*Stored data*:
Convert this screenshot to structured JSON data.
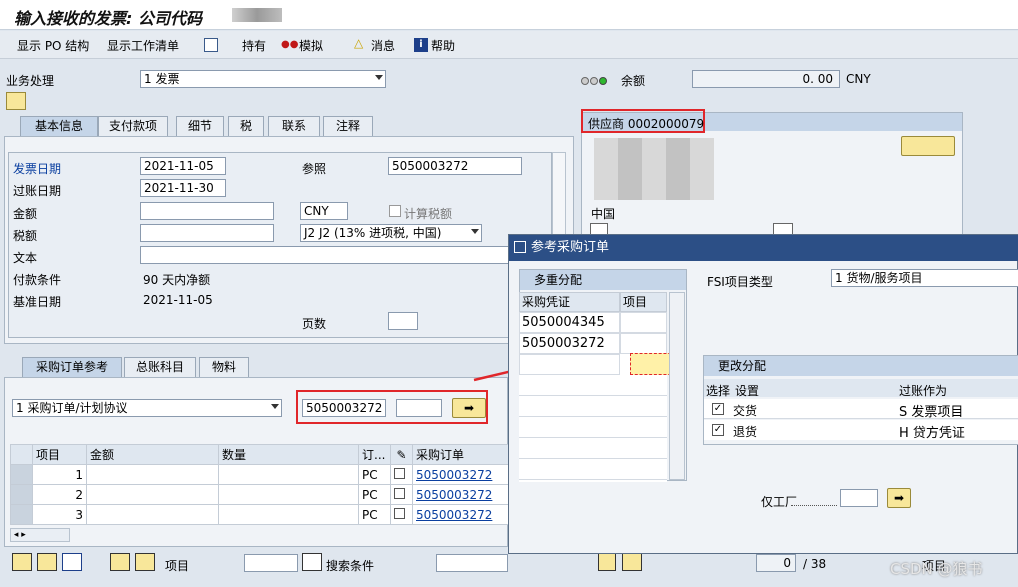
{
  "window": {
    "title": "输入接收的发票: 公司代码"
  },
  "toolbar": {
    "items": [
      "显示 PO 结构",
      "显示工作清单",
      "持有",
      "模拟",
      "消息",
      "帮助"
    ]
  },
  "header": {
    "biz_label": "业务处理",
    "biz_value": "1 发票",
    "balance_label": "余额",
    "balance_value": "0. 00",
    "currency": "CNY"
  },
  "tabs_top": [
    "基本信息",
    "支付款项",
    "细节",
    "税",
    "联系",
    "注释"
  ],
  "basic": {
    "invoice_date_label": "发票日期",
    "invoice_date": "2021-11-05",
    "reference_label": "参照",
    "reference": "5050003272",
    "posting_date_label": "过账日期",
    "posting_date": "2021-11-30",
    "amount_label": "金额",
    "amount_currency": "CNY",
    "calc_tax_label": "计算税额",
    "tax_label": "税额",
    "tax_code": "J2 J2 (13% 进项税, 中国)",
    "text_label": "文本",
    "payment_terms_label": "付款条件",
    "payment_terms": "90 天内净额",
    "baseline_label": "基准日期",
    "baseline_date": "2021-11-05",
    "pages_label": "页数"
  },
  "vendor": {
    "label": "供应商 0002000079",
    "country": "中国"
  },
  "tabs_bottom": [
    "采购订单参考",
    "总账科目",
    "物料"
  ],
  "po_ref": {
    "type": "1 采购订单/计划协议",
    "po_number": "5050003272"
  },
  "items_table": {
    "headers": [
      "项目",
      "金额",
      "数量",
      "订...",
      "",
      "采购订单"
    ],
    "rows": [
      {
        "item": "1",
        "unit": "PC",
        "po": "5050003272"
      },
      {
        "item": "2",
        "unit": "PC",
        "po": "5050003272"
      },
      {
        "item": "3",
        "unit": "PC",
        "po": "5050003272"
      }
    ]
  },
  "bottom_bar": {
    "item_label": "项目",
    "search_label": "搜索条件",
    "page_count": "0",
    "page_total": "/ 38",
    "item_label2": "项目"
  },
  "dialog": {
    "title": "参考采购订单",
    "multi_label": "多重分配",
    "col_po": "采购凭证",
    "col_item": "项目",
    "rows": [
      "5050004345",
      "5050003272"
    ],
    "fsi_label": "FSI项目类型",
    "fsi_value": "1 货物/服务项目",
    "change_label": "更改分配",
    "sel_header": "选择",
    "set_header": "设置",
    "post_header": "过账作为",
    "settings": [
      {
        "name": "交货",
        "post": "S 发票项目"
      },
      {
        "name": "退货",
        "post": "H 贷方凭证"
      }
    ],
    "plant_label": "仅工厂"
  },
  "watermark": "CSDN @狼书",
  "colors": {
    "red_highlight": "#e0262a",
    "dialog_title": "#2c4f86",
    "link": "#0a3fa0"
  }
}
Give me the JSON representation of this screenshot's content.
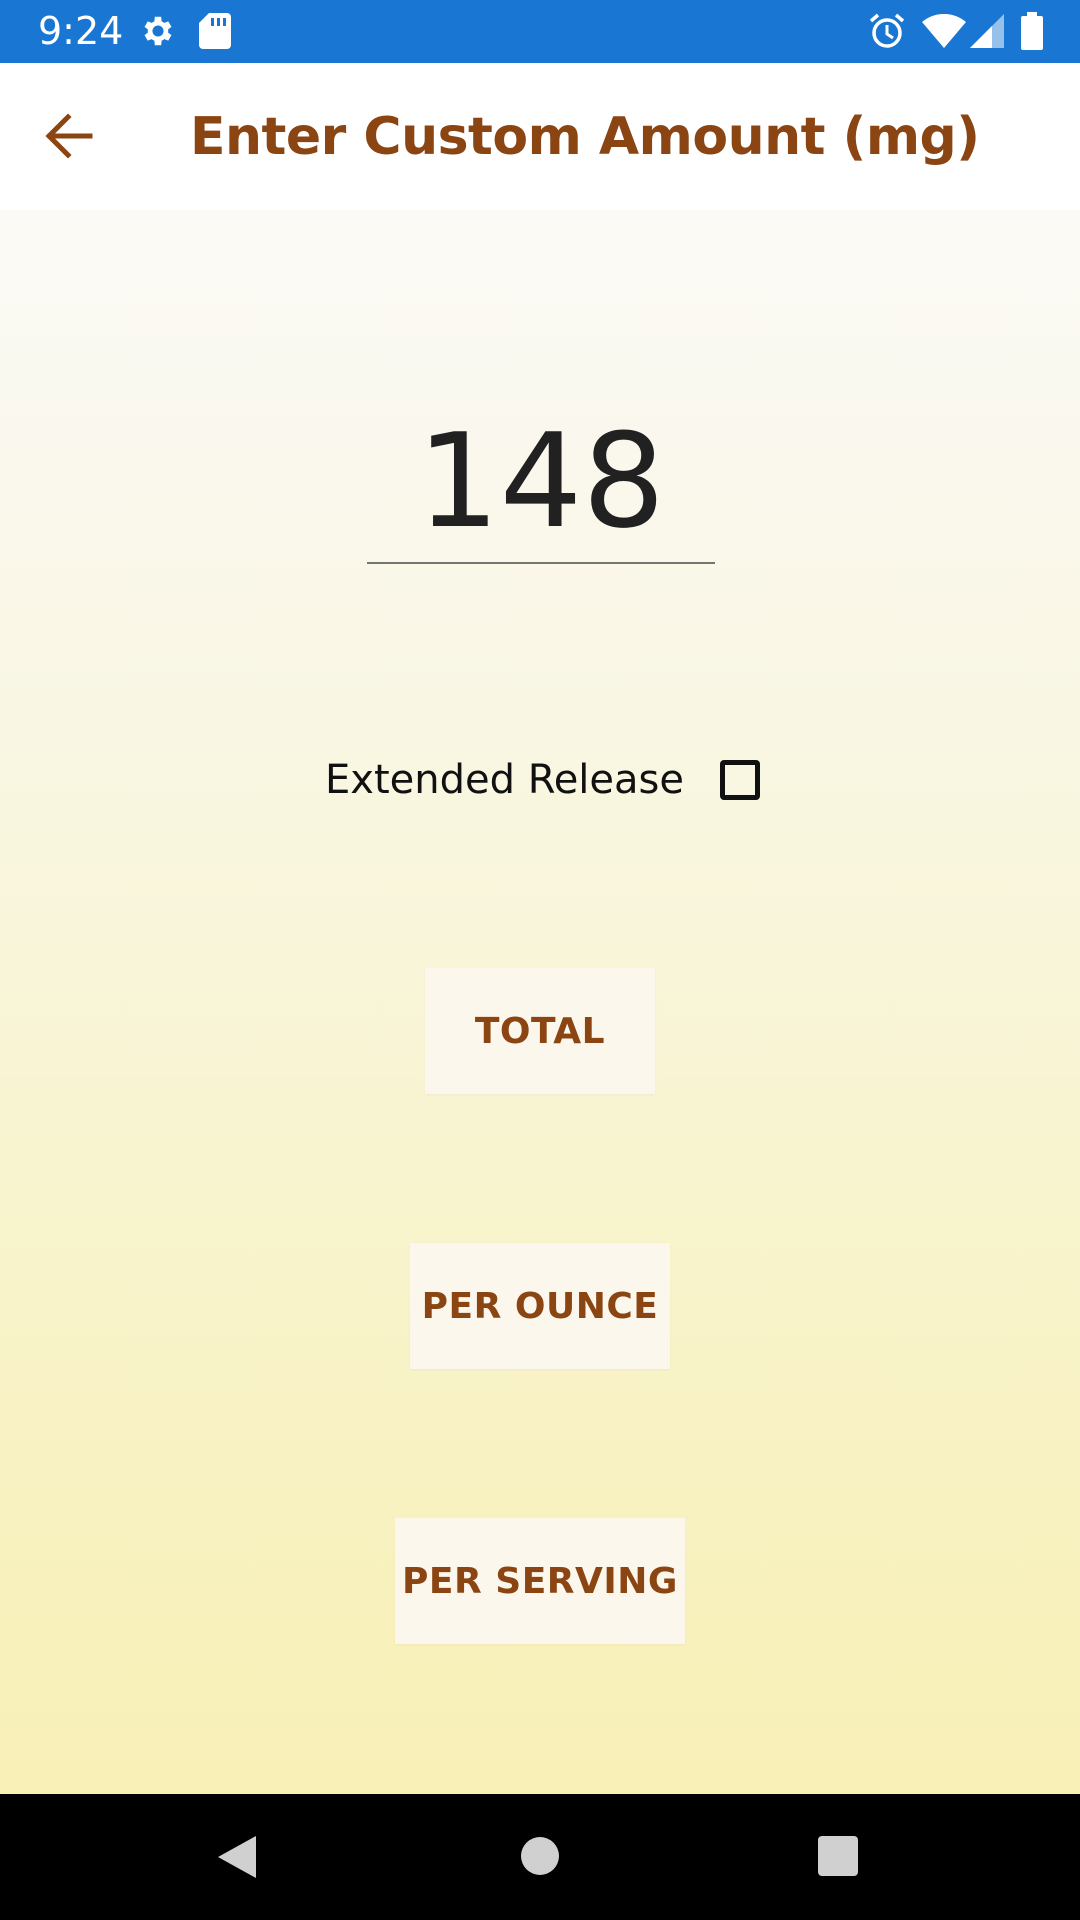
{
  "status_bar": {
    "time": "9:24",
    "left_icons": [
      "settings-icon",
      "sd-card-icon"
    ],
    "right_icons": [
      "alarm-icon",
      "wifi-icon",
      "signal-icon",
      "battery-icon"
    ],
    "background": "#1976D2"
  },
  "app_bar": {
    "title": "Enter Custom Amount (mg)",
    "back_icon": "back-arrow-icon",
    "title_color": "#8B4513"
  },
  "form": {
    "amount_value": "148",
    "extended_release_label": "Extended Release",
    "extended_release_checked": false
  },
  "buttons": {
    "total": "TOTAL",
    "per_ounce": "PER OUNCE",
    "per_serving": "PER SERVING"
  },
  "nav_bar": {
    "icons": [
      "back-triangle-icon",
      "home-circle-icon",
      "recents-square-icon"
    ]
  }
}
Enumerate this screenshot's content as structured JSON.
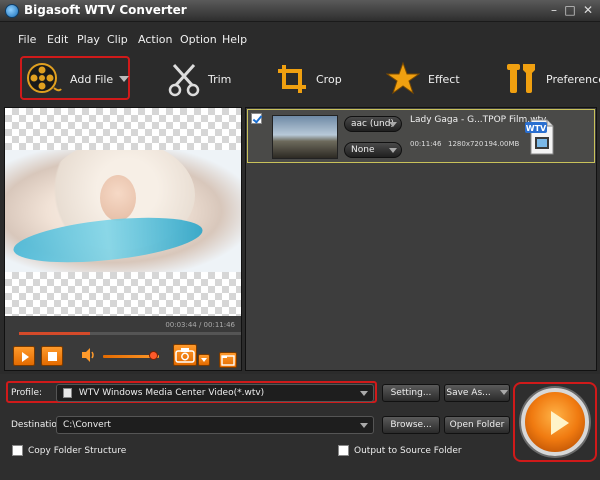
{
  "window": {
    "title": "Bigasoft WTV Converter"
  },
  "menu": {
    "items": [
      "File",
      "Edit",
      "Play",
      "Clip",
      "Action",
      "Option",
      "Help"
    ]
  },
  "toolbar": {
    "add_file": "Add File",
    "trim": "Trim",
    "crop": "Crop",
    "effect": "Effect",
    "preference": "Preference"
  },
  "preview": {
    "time": "00:03:44 / 00:11:46",
    "progress": 0.32,
    "volume": 0.9
  },
  "file_list": {
    "items": [
      {
        "name": "Lady Gaga - G...TPOP Film.wtv",
        "audio": "aac (und)",
        "subtitle": "None",
        "duration": "00:11:46",
        "resolution": "1280x720",
        "size": "194.00MB",
        "checked": true,
        "badge": "WTV"
      }
    ]
  },
  "bottom": {
    "profile_label": "Profile:",
    "profile_value": "WTV Windows Media Center Video(*.wtv)",
    "setting": "Setting...",
    "save_as": "Save As...",
    "destination_label": "Destination:",
    "destination_value": "C:\\Convert",
    "browse": "Browse...",
    "open_folder": "Open Folder",
    "copy_folder": "Copy Folder Structure",
    "output_source": "Output to Source Folder"
  },
  "colors": {
    "highlight": "#d01a1a",
    "accent": "#f07a10",
    "background": "#2b2b2b"
  }
}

*TO DO*:
Extract all lines from the material above that include the word "background".

*ANSWER IN FULL*:
    "background": "#1976D2"
    "background": "#2b2b2b"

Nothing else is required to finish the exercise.